## Short task
The data below must be copied in full and without any change.

## Data entries
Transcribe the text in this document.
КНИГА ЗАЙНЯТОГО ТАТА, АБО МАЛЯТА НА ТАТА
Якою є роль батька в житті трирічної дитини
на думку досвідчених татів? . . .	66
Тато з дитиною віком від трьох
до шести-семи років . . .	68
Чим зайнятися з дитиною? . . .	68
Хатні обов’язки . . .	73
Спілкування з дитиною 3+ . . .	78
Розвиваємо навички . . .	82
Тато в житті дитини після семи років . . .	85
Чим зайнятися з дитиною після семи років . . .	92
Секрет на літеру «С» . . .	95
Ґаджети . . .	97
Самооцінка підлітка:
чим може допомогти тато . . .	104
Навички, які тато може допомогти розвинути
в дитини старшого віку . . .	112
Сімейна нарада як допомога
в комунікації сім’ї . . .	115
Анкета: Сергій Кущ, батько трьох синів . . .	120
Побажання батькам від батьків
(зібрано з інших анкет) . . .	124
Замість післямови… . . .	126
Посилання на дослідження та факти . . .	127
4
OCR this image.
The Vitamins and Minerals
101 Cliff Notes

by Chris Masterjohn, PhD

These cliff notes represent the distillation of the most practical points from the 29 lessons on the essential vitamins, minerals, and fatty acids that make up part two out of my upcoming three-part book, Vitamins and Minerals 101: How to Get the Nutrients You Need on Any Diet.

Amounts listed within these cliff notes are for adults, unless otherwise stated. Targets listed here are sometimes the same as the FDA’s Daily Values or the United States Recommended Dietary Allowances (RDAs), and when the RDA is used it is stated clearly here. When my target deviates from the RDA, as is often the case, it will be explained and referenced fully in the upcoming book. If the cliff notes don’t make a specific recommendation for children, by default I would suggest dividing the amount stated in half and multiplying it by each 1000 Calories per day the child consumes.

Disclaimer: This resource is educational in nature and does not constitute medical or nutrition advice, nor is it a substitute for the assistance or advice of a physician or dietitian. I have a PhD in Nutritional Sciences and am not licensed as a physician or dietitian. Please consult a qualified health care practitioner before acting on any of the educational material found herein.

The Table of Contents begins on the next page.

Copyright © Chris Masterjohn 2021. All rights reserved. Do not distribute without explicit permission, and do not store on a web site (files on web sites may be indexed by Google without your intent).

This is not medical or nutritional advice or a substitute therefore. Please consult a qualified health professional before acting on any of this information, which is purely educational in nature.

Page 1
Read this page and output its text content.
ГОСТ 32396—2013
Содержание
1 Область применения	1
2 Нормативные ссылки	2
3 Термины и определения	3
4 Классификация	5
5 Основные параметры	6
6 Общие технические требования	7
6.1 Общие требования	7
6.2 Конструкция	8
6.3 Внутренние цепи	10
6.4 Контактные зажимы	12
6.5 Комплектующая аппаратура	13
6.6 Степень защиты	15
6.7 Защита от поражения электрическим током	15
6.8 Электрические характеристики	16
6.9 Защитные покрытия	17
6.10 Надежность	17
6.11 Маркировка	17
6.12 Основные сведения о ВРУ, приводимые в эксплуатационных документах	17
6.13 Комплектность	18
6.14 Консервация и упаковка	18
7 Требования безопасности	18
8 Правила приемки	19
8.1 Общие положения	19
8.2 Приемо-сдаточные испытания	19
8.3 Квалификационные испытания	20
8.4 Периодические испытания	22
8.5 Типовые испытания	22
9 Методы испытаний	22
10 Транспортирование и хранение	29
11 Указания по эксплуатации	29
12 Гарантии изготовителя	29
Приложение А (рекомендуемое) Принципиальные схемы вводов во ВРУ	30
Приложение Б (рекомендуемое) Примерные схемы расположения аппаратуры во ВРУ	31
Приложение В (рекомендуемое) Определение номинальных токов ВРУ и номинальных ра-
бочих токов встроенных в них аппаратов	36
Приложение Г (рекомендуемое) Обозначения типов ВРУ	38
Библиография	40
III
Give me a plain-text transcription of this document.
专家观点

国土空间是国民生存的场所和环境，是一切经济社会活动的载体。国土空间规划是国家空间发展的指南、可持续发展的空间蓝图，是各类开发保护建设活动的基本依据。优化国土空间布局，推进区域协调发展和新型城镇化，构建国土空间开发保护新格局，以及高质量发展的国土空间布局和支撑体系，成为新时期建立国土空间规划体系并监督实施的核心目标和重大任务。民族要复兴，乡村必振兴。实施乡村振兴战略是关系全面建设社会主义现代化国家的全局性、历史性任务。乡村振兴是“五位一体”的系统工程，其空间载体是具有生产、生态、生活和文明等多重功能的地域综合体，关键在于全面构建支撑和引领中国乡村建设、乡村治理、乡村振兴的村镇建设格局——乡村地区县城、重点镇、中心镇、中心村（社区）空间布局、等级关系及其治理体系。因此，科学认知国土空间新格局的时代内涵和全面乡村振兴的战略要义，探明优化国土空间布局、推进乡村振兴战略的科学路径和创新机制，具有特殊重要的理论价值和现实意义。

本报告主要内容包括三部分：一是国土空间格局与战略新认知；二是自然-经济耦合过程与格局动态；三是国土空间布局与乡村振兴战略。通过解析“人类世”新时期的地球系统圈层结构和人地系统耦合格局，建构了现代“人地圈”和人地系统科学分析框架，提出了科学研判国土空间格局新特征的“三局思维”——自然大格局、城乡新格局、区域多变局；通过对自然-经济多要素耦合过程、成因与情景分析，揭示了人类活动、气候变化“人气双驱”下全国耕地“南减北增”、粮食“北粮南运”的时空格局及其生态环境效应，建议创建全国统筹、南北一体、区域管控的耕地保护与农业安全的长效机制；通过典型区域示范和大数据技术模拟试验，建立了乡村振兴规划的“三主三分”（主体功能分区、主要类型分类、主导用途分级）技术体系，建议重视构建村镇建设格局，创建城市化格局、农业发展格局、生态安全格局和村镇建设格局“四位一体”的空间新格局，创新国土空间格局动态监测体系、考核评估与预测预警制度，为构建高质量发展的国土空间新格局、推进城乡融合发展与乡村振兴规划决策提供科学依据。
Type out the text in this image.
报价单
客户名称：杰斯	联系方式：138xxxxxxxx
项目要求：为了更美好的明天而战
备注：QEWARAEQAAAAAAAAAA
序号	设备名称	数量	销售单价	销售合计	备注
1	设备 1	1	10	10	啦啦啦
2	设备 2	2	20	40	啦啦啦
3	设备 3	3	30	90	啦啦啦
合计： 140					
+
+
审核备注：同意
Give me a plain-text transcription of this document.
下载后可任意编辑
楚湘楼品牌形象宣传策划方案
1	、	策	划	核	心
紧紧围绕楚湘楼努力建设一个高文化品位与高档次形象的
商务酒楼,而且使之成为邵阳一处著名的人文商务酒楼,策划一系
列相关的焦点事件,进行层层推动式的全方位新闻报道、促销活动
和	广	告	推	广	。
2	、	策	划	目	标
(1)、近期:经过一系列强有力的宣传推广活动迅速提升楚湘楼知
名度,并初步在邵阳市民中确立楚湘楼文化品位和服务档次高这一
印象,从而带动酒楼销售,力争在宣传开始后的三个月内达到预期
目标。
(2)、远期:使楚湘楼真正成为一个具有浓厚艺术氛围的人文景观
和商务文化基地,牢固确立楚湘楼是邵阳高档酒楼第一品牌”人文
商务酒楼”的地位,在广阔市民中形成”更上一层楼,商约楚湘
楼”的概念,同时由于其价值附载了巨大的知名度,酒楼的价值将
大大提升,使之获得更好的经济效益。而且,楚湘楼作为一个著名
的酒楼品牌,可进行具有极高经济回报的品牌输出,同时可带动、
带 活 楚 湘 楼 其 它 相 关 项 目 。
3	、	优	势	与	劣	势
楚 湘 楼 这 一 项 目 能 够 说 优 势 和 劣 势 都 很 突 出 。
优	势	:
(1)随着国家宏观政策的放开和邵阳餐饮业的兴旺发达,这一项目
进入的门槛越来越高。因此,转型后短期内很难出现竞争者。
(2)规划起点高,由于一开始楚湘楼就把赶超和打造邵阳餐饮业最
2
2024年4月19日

## Solution to this exercise
Transcribe the text in this document.
КНИГА ЗАЙНЯТОГО ТАТА, АБО МАЛЯТА НА ТАТА
Якою є роль батька в житті трирічної дитини
на думку досвідчених татів? . . .	66
Тато з дитиною віком від трьох
до шести-семи років . . .	68
Чим зайнятися з дитиною? . . .	68
Хатні обов’язки . . .	73
Спілкування з дитиною 3+ . . .	78
Розвиваємо навички . . .	82
Тато в житті дитини після семи років . . .	85
Чим зайнятися з дитиною після семи років . . .	92
Секрет на літеру «С» . . .	95
Ґаджети . . .	97
Самооцінка підлітка:
чим може допомогти тато . . .	104
Навички, які тато може допомогти розвинути
в дитини старшого віку . . .	112
Сімейна нарада як допомога
в комунікації сім’ї . . .	115
Анкета: Сергій Кущ, батько трьох синів . . .	120
Побажання батькам від батьків
(зібрано з інших анкет) . . .	124
Замість післямови… . . .	126
Посилання на дослідження та факти . . .	127
4
OCR this image.
The Vitamins and Minerals
101 Cliff Notes

by Chris Masterjohn, PhD

These cliff notes represent the distillation of the most practical points from the 29 lessons on the essential vitamins, minerals, and fatty acids that make up part two out of my upcoming three-part book, Vitamins and Minerals 101: How to Get the Nutrients You Need on Any Diet.

Amounts listed within these cliff notes are for adults, unless otherwise stated. Targets listed here are sometimes the same as the FDA’s Daily Values or the United States Recommended Dietary Allowances (RDAs), and when the RDA is used it is stated clearly here. When my target deviates from the RDA, as is often the case, it will be explained and referenced fully in the upcoming book. If the cliff notes don’t make a specific recommendation for children, by default I would suggest dividing the amount stated in half and multiplying it by each 1000 Calories per day the child consumes.

Disclaimer: This resource is educational in nature and does not constitute medical or nutrition advice, nor is it a substitute for the assistance or advice of a physician or dietitian. I have a PhD in Nutritional Sciences and am not licensed as a physician or dietitian. Please consult a qualified health care practitioner before acting on any of the educational material found herein.

The Table of Contents begins on the next page.

Copyright © Chris Masterjohn 2021. All rights reserved. Do not distribute without explicit permission, and do not store on a web site (files on web sites may be indexed by Google without your intent).

This is not medical or nutritional advice or a substitute therefore. Please consult a qualified health professional before acting on any of this information, which is purely educational in nature.

Page 1
Read this page and output its text content.
ГОСТ 32396—2013
Содержание
1 Область применения	1
2 Нормативные ссылки	2
3 Термины и определения	3
4 Классификация	5
5 Основные параметры	6
6 Общие технические требования	7
6.1 Общие требования	7
6.2 Конструкция	8
6.3 Внутренние цепи	10
6.4 Контактные зажимы	12
6.5 Комплектующая аппаратура	13
6.6 Степень защиты	15
6.7 Защита от поражения электрическим током	15
6.8 Электрические характеристики	16
6.9 Защитные покрытия	17
6.10 Надежность	17
6.11 Маркировка	17
6.12 Основные сведения о ВРУ, приводимые в эксплуатационных документах	17
6.13 Комплектность	18
6.14 Консервация и упаковка	18
7 Требования безопасности	18
8 Правила приемки	19
8.1 Общие положения	19
8.2 Приемо-сдаточные испытания	19
8.3 Квалификационные испытания	20
8.4 Периодические испытания	22
8.5 Типовые испытания	22
9 Методы испытаний	22
10 Транспортирование и хранение	29
11 Указания по эксплуатации	29
12 Гарантии изготовителя	29
Приложение А (рекомендуемое) Принципиальные схемы вводов во ВРУ	30
Приложение Б (рекомендуемое) Примерные схемы расположения аппаратуры во ВРУ	31
Приложение В (рекомендуемое) Определение номинальных токов ВРУ и номинальных ра-
бочих токов встроенных в них аппаратов	36
Приложение Г (рекомендуемое) Обозначения типов ВРУ	38
Библиография	40
III
Give me a plain-text transcription of this document.
专家观点

国土空间是国民生存的场所和环境，是一切经济社会活动的载体。国土空间规划是国家空间发展的指南、可持续发展的空间蓝图，是各类开发保护建设活动的基本依据。优化国土空间布局，推进区域协调发展和新型城镇化，构建国土空间开发保护新格局，以及高质量发展的国土空间布局和支撑体系，成为新时期建立国土空间规划体系并监督实施的核心目标和重大任务。民族要复兴，乡村必振兴。实施乡村振兴战略是关系全面建设社会主义现代化国家的全局性、历史性任务。乡村振兴是“五位一体”的系统工程，其空间载体是具有生产、生态、生活和文明等多重功能的地域综合体，关键在于全面构建支撑和引领中国乡村建设、乡村治理、乡村振兴的村镇建设格局——乡村地区县城、重点镇、中心镇、中心村（社区）空间布局、等级关系及其治理体系。因此，科学认知国土空间新格局的时代内涵和全面乡村振兴的战略要义，探明优化国土空间布局、推进乡村振兴战略的科学路径和创新机制，具有特殊重要的理论价值和现实意义。

本报告主要内容包括三部分：一是国土空间格局与战略新认知；二是自然-经济耦合过程与格局动态；三是国土空间布局与乡村振兴战略。通过解析“人类世”新时期的地球系统圈层结构和人地系统耦合格局，建构了现代“人地圈”和人地系统科学分析框架，提出了科学研判国土空间格局新特征的“三局思维”——自然大格局、城乡新格局、区域多变局；通过对自然-经济多要素耦合过程、成因与情景分析，揭示了人类活动、气候变化“人气双驱”下全国耕地“南减北增”、粮食“北粮南运”的时空格局及其生态环境效应，建议创建全国统筹、南北一体、区域管控的耕地保护与农业安全的长效机制；通过典型区域示范和大数据技术模拟试验，建立了乡村振兴规划的“三主三分”（主体功能分区、主要类型分类、主导用途分级）技术体系，建议重视构建村镇建设格局，创建城市化格局、农业发展格局、生态安全格局和村镇建设格局“四位一体”的空间新格局，创新国土空间格局动态监测体系、考核评估与预测预警制度，为构建高质量发展的国土空间新格局、推进城乡融合发展与乡村振兴规划决策提供科学依据。
Type out the text in this image.
报价单
客户名称：杰斯	联系方式：138xxxxxxxx
项目要求：为了更美好的明天而战
备注：QEWARAEQAAAAAAAAAA
序号	设备名称	数量	销售单价	销售合计	备注
1	设备 1	1	10	10	啦啦啦
2	设备 2	2	20	40	啦啦啦
3	设备 3	3	30	90	啦啦啦
合计： 140					
+
+
审核备注：同意
Give me a plain-text transcription of this document.
下载后可任意编辑
楚湘楼品牌形象宣传策划方案
1	、	策	划	核	心
紧紧围绕楚湘楼努力建设一个高文化品位与高档次形象的
商务酒楼,而且使之成为邵阳一处著名的人文商务酒楼,策划一系
列相关的焦点事件,进行层层推动式的全方位新闻报道、促销活动
和	广	告	推	广	。
2	、	策	划	目	标
(1)、近期:经过一系列强有力的宣传推广活动迅速提升楚湘楼知
名度,并初步在邵阳市民中确立楚湘楼文化品位和服务档次高这一
印象,从而带动酒楼销售,力争在宣传开始后的三个月内达到预期
目标。
(2)、远期:使楚湘楼真正成为一个具有浓厚艺术氛围的人文景观
和商务文化基地,牢固确立楚湘楼是邵阳高档酒楼第一品牌”人文
商务酒楼”的地位,在广阔市民中形成”更上一层楼,商约楚湘
楼”的概念,同时由于其价值附载了巨大的知名度,酒楼的价值将
大大提升,使之获得更好的经济效益。而且,楚湘楼作为一个著名
的酒楼品牌,可进行具有极高经济回报的品牌输出,同时可带动、
带 活 楚 湘 楼 其 它 相 关 项 目 。
3	、	优	势	与	劣	势
楚 湘 楼 这 一 项 目 能 够 说 优 势 和 劣 势 都 很 突 出 。
优	势	:
(1)随着国家宏观政策的放开和邵阳餐饮业的兴旺发达,这一项目
进入的门槛越来越高。因此,转型后短期内很难出现竞争者。
(2)规划起点高,由于一开始楚湘楼就把赶超和打造邵阳餐饮业最
2
2024年4月19日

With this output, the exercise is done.